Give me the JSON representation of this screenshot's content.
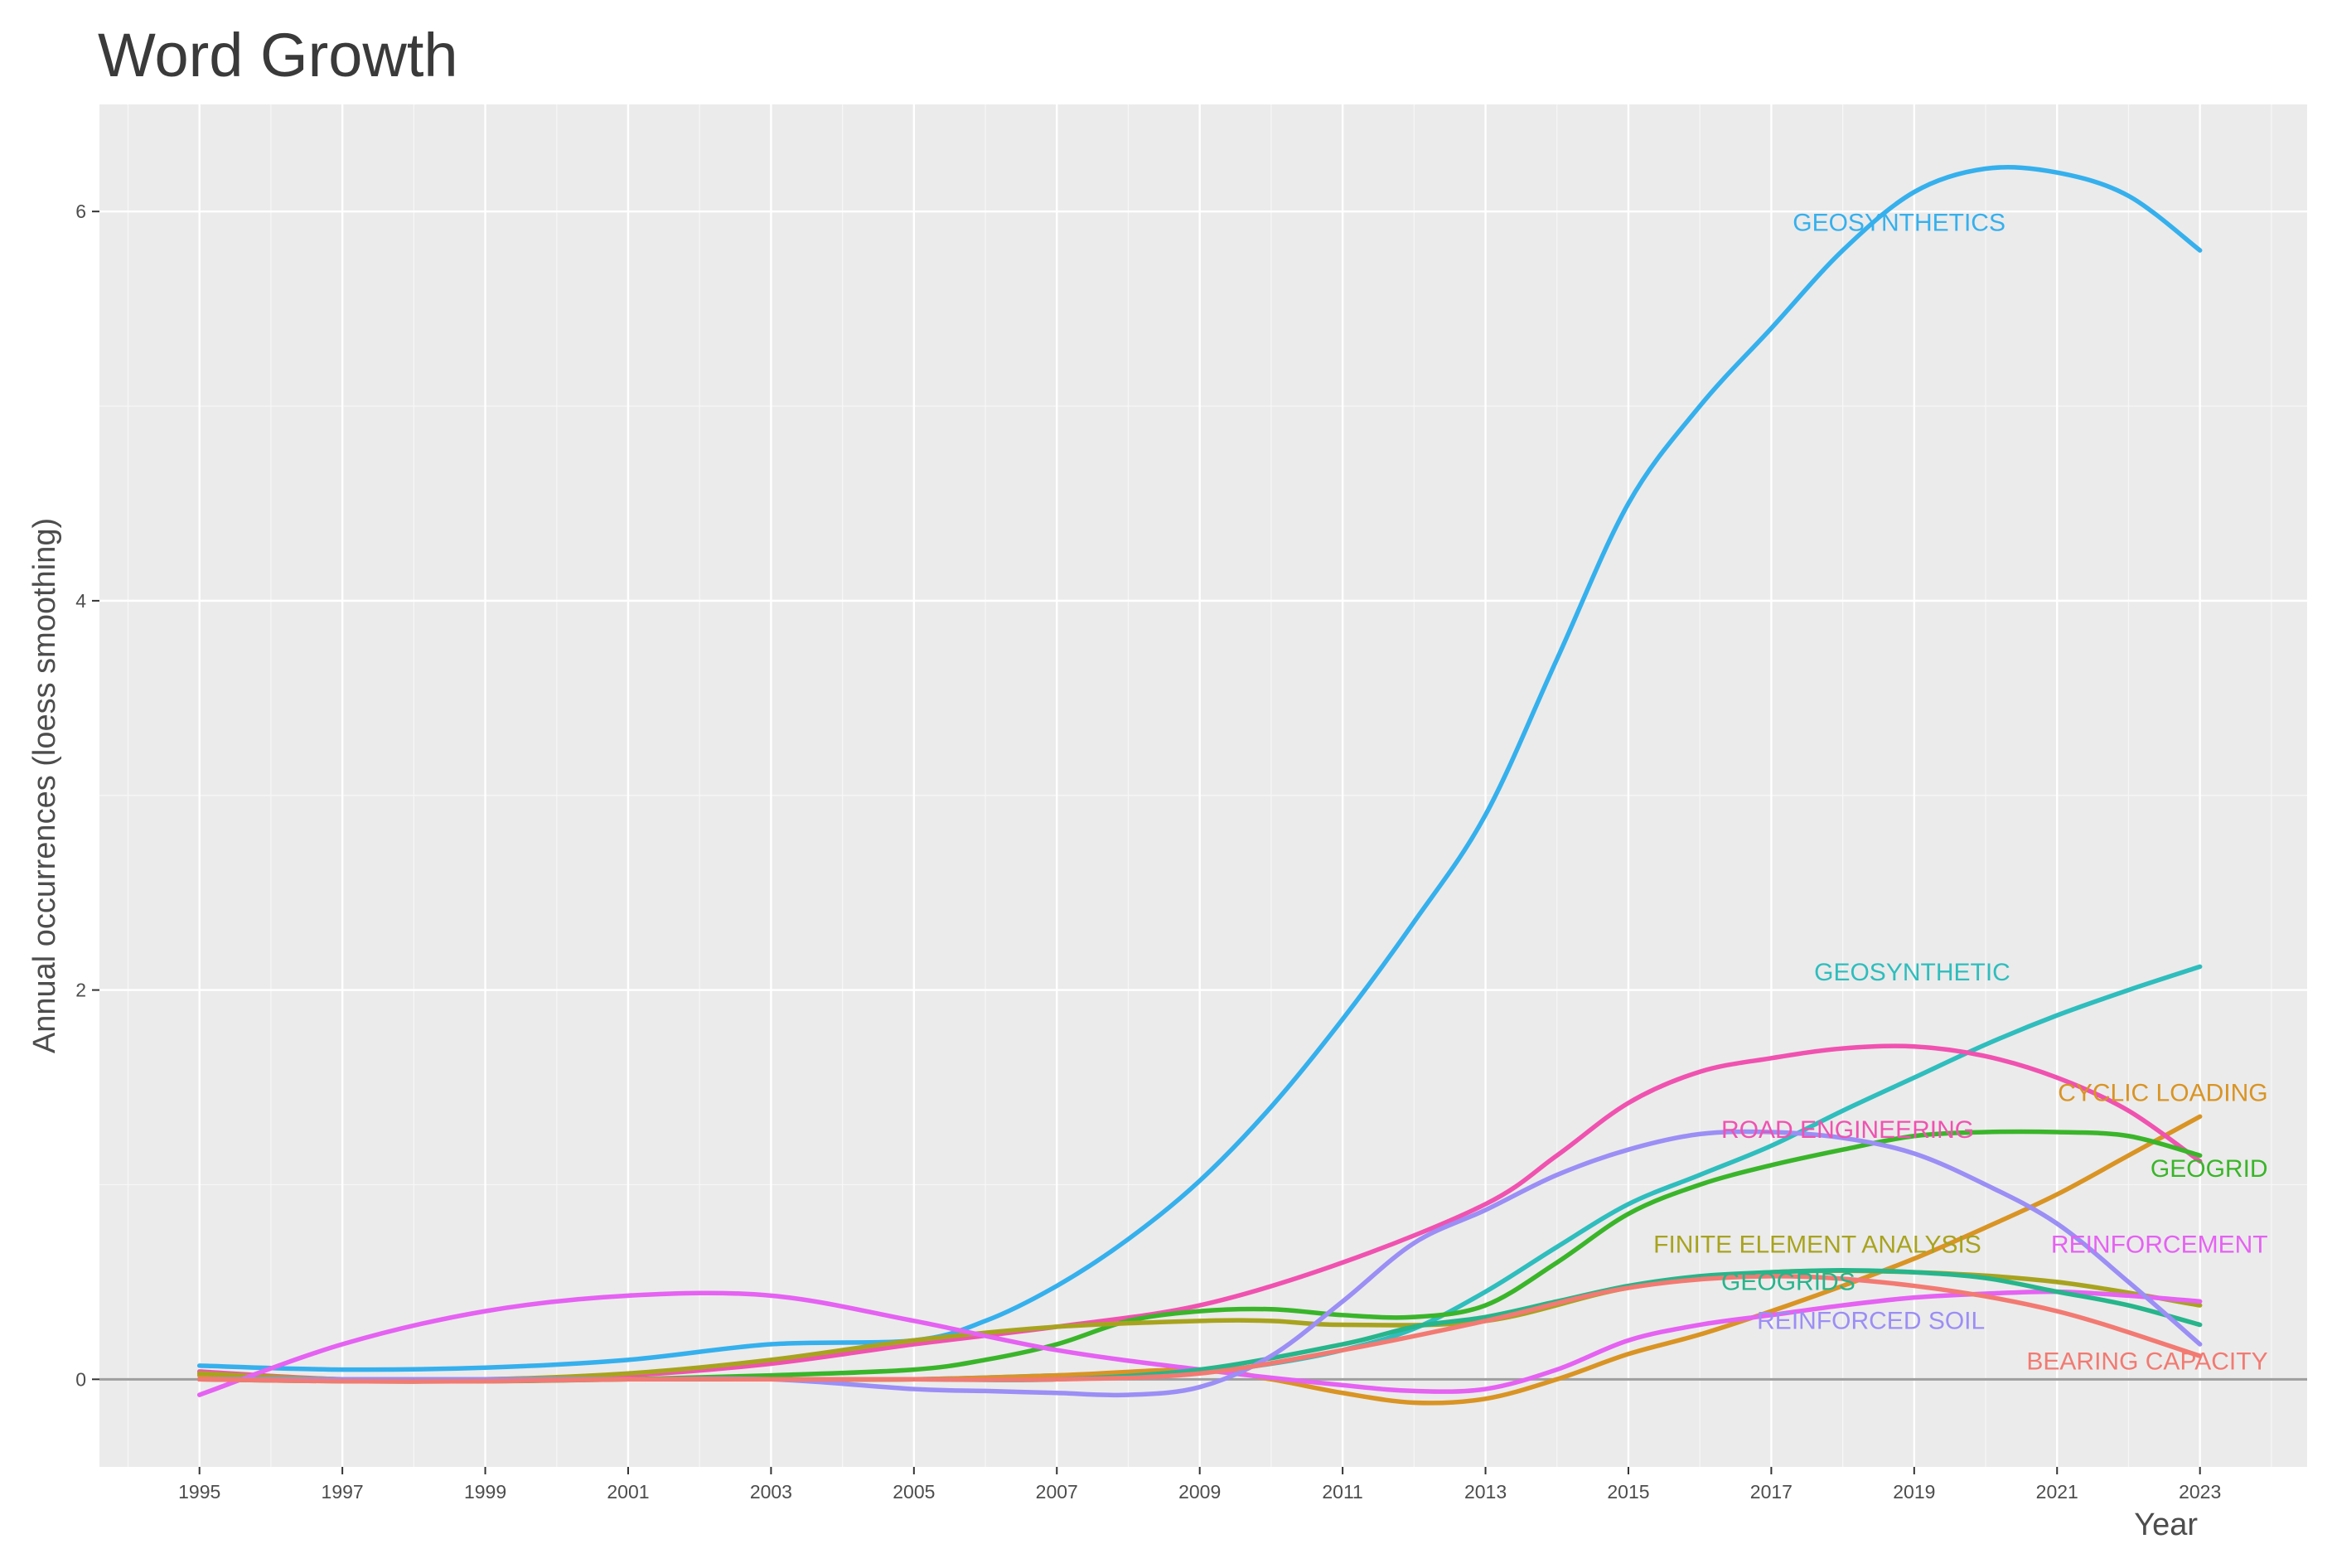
{
  "chart_data": {
    "type": "line",
    "title": "Word Growth",
    "xlabel": "Year",
    "ylabel": "Annual occurrences (loess smoothing)",
    "xlim": [
      1993.6,
      2024.5
    ],
    "ylim": [
      -0.45,
      6.55
    ],
    "x_ticks": [
      1995,
      1997,
      1999,
      2001,
      2003,
      2005,
      2007,
      2009,
      2011,
      2013,
      2015,
      2017,
      2019,
      2021,
      2023
    ],
    "x_tick_labels": [
      "1995",
      "1997",
      "1999",
      "2001",
      "2003",
      "2005",
      "2007",
      "2009",
      "2011",
      "2013",
      "2015",
      "2017",
      "2019",
      "2021",
      "2023"
    ],
    "y_ticks": [
      0,
      2,
      4,
      6
    ],
    "y_tick_labels": [
      "0",
      "2",
      "4",
      "6"
    ],
    "grid": true,
    "background": "#ebebeb",
    "zero_line": 0,
    "series": [
      {
        "name": "GEOSYNTHETICS",
        "color": "#35b0ed",
        "label": {
          "x": 2017.3,
          "y": 5.9,
          "anchor": "start"
        },
        "x": [
          1995,
          1997,
          1999,
          2001,
          2003,
          2005,
          2006,
          2007,
          2008,
          2009,
          2010,
          2011,
          2012,
          2013,
          2014,
          2015,
          2016,
          2017,
          2018,
          2019,
          2020,
          2021,
          2022,
          2023
        ],
        "y": [
          0.07,
          0.05,
          0.06,
          0.1,
          0.18,
          0.2,
          0.3,
          0.48,
          0.72,
          1.02,
          1.4,
          1.85,
          2.35,
          2.9,
          3.7,
          4.5,
          5.0,
          5.4,
          5.8,
          6.1,
          6.22,
          6.2,
          6.08,
          5.8
        ]
      },
      {
        "name": "GEOSYNTHETIC",
        "color": "#2fbdbd",
        "label": {
          "x": 2017.6,
          "y": 2.05,
          "anchor": "start"
        },
        "x": [
          1995,
          1997,
          1999,
          2001,
          2003,
          2005,
          2007,
          2009,
          2010,
          2011,
          2012,
          2013,
          2014,
          2015,
          2016,
          2017,
          2018,
          2019,
          2020,
          2021,
          2022,
          2023
        ],
        "y": [
          0.02,
          0.0,
          0.0,
          0.0,
          0.0,
          0.0,
          0.02,
          0.04,
          0.08,
          0.15,
          0.26,
          0.45,
          0.68,
          0.9,
          1.05,
          1.2,
          1.38,
          1.55,
          1.72,
          1.87,
          2.0,
          2.12
        ]
      },
      {
        "name": "CYCLIC LOADING",
        "color": "#d99424",
        "label": {
          "x": 2023.95,
          "y": 1.43,
          "anchor": "end"
        },
        "x": [
          1995,
          1997,
          1999,
          2001,
          2003,
          2005,
          2007,
          2009,
          2010,
          2011,
          2012,
          2013,
          2014,
          2015,
          2016,
          2017,
          2018,
          2019,
          2020,
          2021,
          2022,
          2023
        ],
        "y": [
          0.02,
          0.0,
          0.0,
          0.0,
          0.0,
          0.0,
          0.02,
          0.05,
          0.0,
          -0.07,
          -0.12,
          -0.1,
          0.0,
          0.13,
          0.23,
          0.35,
          0.48,
          0.62,
          0.78,
          0.95,
          1.15,
          1.35
        ]
      },
      {
        "name": "ROAD ENGINEERING",
        "color": "#f052b0",
        "label": {
          "x": 2016.3,
          "y": 1.24,
          "anchor": "start"
        },
        "x": [
          1995,
          1997,
          1999,
          2001,
          2003,
          2005,
          2007,
          2009,
          2011,
          2013,
          2014,
          2015,
          2016,
          2017,
          2018,
          2019,
          2020,
          2021,
          2022,
          2023
        ],
        "y": [
          0.04,
          0.0,
          0.0,
          0.02,
          0.08,
          0.18,
          0.27,
          0.38,
          0.6,
          0.9,
          1.15,
          1.42,
          1.58,
          1.65,
          1.7,
          1.71,
          1.66,
          1.55,
          1.38,
          1.12
        ]
      },
      {
        "name": "GEOGRID",
        "color": "#3ab52a",
        "label": {
          "x": 2023.95,
          "y": 1.04,
          "anchor": "end"
        },
        "x": [
          1995,
          1997,
          1999,
          2001,
          2003,
          2005,
          2006,
          2007,
          2008,
          2009,
          2010,
          2011,
          2012,
          2013,
          2014,
          2015,
          2016,
          2017,
          2018,
          2019,
          2020,
          2021,
          2022,
          2023
        ],
        "y": [
          0.0,
          -0.01,
          -0.01,
          0.0,
          0.02,
          0.05,
          0.1,
          0.18,
          0.3,
          0.35,
          0.36,
          0.33,
          0.32,
          0.38,
          0.6,
          0.85,
          1.0,
          1.1,
          1.18,
          1.25,
          1.27,
          1.27,
          1.25,
          1.15
        ]
      },
      {
        "name": "FINITE ELEMENT ANALYSIS",
        "color": "#a8a31f",
        "label": {
          "x": 2015.35,
          "y": 0.65,
          "anchor": "start"
        },
        "x": [
          1995,
          1997,
          1999,
          2001,
          2003,
          2005,
          2007,
          2009,
          2010,
          2011,
          2013,
          2015,
          2017,
          2019,
          2021,
          2023
        ],
        "y": [
          0.03,
          0.0,
          0.0,
          0.03,
          0.1,
          0.2,
          0.27,
          0.3,
          0.3,
          0.28,
          0.3,
          0.47,
          0.55,
          0.55,
          0.5,
          0.38
        ]
      },
      {
        "name": "REINFORCEMENT",
        "color": "#e562f2",
        "label": {
          "x": 2023.95,
          "y": 0.65,
          "anchor": "end"
        },
        "x": [
          1995,
          1997,
          1999,
          2001,
          2003,
          2005,
          2007,
          2009,
          2011,
          2012,
          2013,
          2014,
          2015,
          2016,
          2017,
          2018,
          2019,
          2020,
          2021,
          2022,
          2023
        ],
        "y": [
          -0.08,
          0.18,
          0.35,
          0.43,
          0.43,
          0.3,
          0.15,
          0.05,
          -0.03,
          -0.06,
          -0.05,
          0.05,
          0.2,
          0.28,
          0.33,
          0.38,
          0.42,
          0.44,
          0.45,
          0.43,
          0.4
        ]
      },
      {
        "name": "GEOGRIDS",
        "color": "#27b58b",
        "label": {
          "x": 2016.3,
          "y": 0.46,
          "anchor": "start"
        },
        "x": [
          1995,
          1997,
          1999,
          2001,
          2003,
          2005,
          2007,
          2009,
          2011,
          2012,
          2013,
          2014,
          2015,
          2016,
          2017,
          2018,
          2019,
          2020,
          2021,
          2022,
          2023
        ],
        "y": [
          0.0,
          0.0,
          0.0,
          0.0,
          0.0,
          0.0,
          0.0,
          0.05,
          0.18,
          0.27,
          0.32,
          0.4,
          0.48,
          0.53,
          0.55,
          0.56,
          0.55,
          0.52,
          0.45,
          0.38,
          0.28
        ]
      },
      {
        "name": "REINFORCED SOIL",
        "color": "#9b8ef5",
        "label": {
          "x": 2016.8,
          "y": 0.26,
          "anchor": "start"
        },
        "x": [
          1995,
          1997,
          1999,
          2001,
          2003,
          2005,
          2006,
          2007,
          2008,
          2009,
          2010,
          2011,
          2012,
          2013,
          2014,
          2015,
          2016,
          2017,
          2018,
          2019,
          2020,
          2021,
          2022,
          2023
        ],
        "y": [
          0.0,
          0.0,
          0.0,
          0.0,
          0.0,
          -0.05,
          -0.06,
          -0.07,
          -0.08,
          -0.04,
          0.12,
          0.4,
          0.7,
          0.87,
          1.05,
          1.18,
          1.26,
          1.27,
          1.24,
          1.16,
          1.0,
          0.8,
          0.5,
          0.18
        ]
      },
      {
        "name": "BEARING CAPACITY",
        "color": "#f27a72",
        "label": {
          "x": 2023.95,
          "y": 0.05,
          "anchor": "end"
        },
        "x": [
          1995,
          1997,
          1999,
          2001,
          2003,
          2005,
          2007,
          2009,
          2011,
          2013,
          2015,
          2017,
          2019,
          2021,
          2023
        ],
        "y": [
          0.0,
          -0.01,
          -0.01,
          0.0,
          0.0,
          0.0,
          0.0,
          0.03,
          0.15,
          0.3,
          0.47,
          0.53,
          0.48,
          0.35,
          0.12
        ]
      }
    ]
  }
}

| WHAT IS ASKED |
In the data above, how many lines contain the string "name"? Answer with the number only.

| EXERCISE RESULT |
10